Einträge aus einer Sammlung
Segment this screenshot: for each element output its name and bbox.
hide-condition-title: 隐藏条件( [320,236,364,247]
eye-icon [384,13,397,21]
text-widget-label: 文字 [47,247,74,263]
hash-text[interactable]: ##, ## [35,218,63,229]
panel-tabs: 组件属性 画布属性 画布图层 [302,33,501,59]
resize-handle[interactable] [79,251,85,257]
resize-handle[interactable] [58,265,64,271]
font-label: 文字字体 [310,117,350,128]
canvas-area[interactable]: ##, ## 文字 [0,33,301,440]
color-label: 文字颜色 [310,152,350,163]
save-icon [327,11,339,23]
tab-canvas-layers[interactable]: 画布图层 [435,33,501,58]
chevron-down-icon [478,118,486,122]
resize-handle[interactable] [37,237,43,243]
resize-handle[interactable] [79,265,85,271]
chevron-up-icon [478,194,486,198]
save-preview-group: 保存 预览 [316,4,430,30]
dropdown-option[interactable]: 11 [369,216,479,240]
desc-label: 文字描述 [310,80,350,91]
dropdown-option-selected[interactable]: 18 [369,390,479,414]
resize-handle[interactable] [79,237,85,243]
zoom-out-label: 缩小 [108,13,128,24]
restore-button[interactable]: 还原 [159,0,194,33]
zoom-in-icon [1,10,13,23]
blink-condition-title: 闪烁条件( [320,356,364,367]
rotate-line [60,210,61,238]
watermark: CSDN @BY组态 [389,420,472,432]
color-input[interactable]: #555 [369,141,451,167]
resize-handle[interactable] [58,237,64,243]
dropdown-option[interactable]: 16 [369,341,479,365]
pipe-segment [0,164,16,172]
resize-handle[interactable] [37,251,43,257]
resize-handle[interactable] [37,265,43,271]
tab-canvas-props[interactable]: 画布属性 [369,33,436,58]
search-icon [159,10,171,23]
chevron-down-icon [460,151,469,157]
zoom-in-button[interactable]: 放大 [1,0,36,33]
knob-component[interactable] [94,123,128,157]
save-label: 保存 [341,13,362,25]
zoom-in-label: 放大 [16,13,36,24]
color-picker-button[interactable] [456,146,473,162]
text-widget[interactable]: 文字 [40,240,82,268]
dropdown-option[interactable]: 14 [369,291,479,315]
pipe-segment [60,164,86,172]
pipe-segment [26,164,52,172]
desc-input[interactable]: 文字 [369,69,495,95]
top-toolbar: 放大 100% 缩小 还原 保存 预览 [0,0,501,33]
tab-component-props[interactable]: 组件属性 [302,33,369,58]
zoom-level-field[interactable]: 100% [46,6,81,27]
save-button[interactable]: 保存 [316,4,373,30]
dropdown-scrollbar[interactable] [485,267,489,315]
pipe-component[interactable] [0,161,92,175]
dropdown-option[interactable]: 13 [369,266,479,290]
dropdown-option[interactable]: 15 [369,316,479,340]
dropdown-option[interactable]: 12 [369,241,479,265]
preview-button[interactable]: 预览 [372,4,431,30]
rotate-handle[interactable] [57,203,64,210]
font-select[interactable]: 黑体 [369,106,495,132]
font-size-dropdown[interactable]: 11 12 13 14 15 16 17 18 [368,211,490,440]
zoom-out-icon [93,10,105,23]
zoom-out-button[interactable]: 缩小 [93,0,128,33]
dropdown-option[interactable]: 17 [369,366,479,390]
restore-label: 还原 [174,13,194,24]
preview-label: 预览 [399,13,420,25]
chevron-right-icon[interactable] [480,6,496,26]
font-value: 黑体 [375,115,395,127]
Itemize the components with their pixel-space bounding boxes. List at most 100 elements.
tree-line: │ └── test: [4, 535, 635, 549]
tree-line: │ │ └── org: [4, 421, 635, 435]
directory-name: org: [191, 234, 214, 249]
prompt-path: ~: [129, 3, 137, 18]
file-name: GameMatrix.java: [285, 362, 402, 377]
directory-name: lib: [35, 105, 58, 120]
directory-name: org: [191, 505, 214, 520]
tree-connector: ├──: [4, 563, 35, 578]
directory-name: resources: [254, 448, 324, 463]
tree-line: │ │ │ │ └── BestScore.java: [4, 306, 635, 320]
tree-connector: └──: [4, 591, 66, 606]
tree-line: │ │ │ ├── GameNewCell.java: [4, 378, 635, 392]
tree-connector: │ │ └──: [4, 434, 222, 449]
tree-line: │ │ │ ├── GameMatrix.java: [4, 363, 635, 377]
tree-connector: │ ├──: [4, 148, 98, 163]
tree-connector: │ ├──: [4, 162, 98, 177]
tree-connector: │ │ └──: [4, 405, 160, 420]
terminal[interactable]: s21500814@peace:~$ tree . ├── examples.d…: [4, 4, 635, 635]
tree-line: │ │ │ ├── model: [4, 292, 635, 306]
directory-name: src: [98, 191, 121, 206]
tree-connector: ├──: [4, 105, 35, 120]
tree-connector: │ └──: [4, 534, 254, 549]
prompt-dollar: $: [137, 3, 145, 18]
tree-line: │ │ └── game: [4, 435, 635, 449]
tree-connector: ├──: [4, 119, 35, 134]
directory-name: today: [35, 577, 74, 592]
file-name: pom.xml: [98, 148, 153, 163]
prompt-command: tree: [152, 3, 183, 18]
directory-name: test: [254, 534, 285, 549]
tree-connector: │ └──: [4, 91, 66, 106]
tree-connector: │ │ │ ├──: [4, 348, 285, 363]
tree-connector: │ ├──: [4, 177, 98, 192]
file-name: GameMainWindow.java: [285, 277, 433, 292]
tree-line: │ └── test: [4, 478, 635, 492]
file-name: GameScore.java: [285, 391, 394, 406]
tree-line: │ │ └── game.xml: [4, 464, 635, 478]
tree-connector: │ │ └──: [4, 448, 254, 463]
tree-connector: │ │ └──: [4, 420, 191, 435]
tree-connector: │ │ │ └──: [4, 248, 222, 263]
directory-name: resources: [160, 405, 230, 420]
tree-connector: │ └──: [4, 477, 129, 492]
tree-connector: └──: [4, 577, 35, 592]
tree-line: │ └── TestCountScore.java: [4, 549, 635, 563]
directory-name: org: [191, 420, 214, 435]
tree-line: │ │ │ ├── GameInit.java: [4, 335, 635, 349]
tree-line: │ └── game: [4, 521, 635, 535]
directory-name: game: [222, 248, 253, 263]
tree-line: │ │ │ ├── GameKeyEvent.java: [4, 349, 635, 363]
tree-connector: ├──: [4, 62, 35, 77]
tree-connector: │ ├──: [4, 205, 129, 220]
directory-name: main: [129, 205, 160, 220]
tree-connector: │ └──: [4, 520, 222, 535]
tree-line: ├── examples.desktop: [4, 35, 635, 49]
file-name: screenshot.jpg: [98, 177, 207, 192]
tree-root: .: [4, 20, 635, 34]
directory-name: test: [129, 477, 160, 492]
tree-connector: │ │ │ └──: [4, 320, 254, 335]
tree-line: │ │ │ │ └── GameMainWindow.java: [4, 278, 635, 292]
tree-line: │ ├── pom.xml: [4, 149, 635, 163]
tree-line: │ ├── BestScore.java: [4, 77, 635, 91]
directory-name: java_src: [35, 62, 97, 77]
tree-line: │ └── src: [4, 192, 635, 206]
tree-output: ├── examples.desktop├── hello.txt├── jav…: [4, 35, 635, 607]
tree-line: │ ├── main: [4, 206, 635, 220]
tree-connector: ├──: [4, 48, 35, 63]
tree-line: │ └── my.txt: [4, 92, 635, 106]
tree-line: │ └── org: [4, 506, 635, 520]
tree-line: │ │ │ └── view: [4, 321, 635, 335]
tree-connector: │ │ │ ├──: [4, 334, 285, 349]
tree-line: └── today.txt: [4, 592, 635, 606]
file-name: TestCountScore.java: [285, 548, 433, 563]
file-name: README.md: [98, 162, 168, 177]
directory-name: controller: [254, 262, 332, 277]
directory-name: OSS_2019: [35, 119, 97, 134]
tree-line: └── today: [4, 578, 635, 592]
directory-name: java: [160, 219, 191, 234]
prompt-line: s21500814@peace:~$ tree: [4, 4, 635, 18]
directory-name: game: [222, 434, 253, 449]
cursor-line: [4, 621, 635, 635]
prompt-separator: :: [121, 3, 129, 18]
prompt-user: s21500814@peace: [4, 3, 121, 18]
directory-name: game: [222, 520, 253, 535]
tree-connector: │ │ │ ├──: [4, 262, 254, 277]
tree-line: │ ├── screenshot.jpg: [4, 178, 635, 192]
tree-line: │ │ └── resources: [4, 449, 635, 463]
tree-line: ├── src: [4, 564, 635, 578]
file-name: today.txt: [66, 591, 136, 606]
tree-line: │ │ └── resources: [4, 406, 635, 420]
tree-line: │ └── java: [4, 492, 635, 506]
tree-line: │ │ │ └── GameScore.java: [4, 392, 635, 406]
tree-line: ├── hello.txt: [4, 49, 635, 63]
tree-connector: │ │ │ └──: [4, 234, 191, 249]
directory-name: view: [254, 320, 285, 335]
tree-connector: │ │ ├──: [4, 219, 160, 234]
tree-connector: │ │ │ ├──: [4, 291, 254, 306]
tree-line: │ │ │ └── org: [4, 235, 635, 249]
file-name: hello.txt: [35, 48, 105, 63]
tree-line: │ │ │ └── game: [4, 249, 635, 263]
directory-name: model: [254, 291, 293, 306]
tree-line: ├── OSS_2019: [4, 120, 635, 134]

*Aufgabe:* Gib die Zeilen der Datensätze wortgetreu wieder, beginnend mit der allerersten Zeile und fortlaufend bis einschließlich der Zeile mit "save-preview-group: 保存 预览 [316,4,430,30]".

*Ergebnis:*
Segment this screenshot: for each element output its name and bbox.
hide-condition-title: 隐藏条件( [320,236,364,247]
eye-icon [384,13,397,21]
text-widget-label: 文字 [47,247,74,263]
hash-text[interactable]: ##, ## [35,218,63,229]
panel-tabs: 组件属性 画布属性 画布图层 [302,33,501,59]
resize-handle[interactable] [79,251,85,257]
resize-handle[interactable] [58,265,64,271]
font-label: 文字字体 [310,117,350,128]
canvas-area[interactable]: ##, ## 文字 [0,33,301,440]
color-label: 文字颜色 [310,152,350,163]
save-icon [327,11,339,23]
tab-canvas-layers[interactable]: 画布图层 [435,33,501,58]
chevron-down-icon [478,118,486,122]
resize-handle[interactable] [37,237,43,243]
resize-handle[interactable] [79,265,85,271]
chevron-up-icon [478,194,486,198]
save-preview-group: 保存 预览 [316,4,430,30]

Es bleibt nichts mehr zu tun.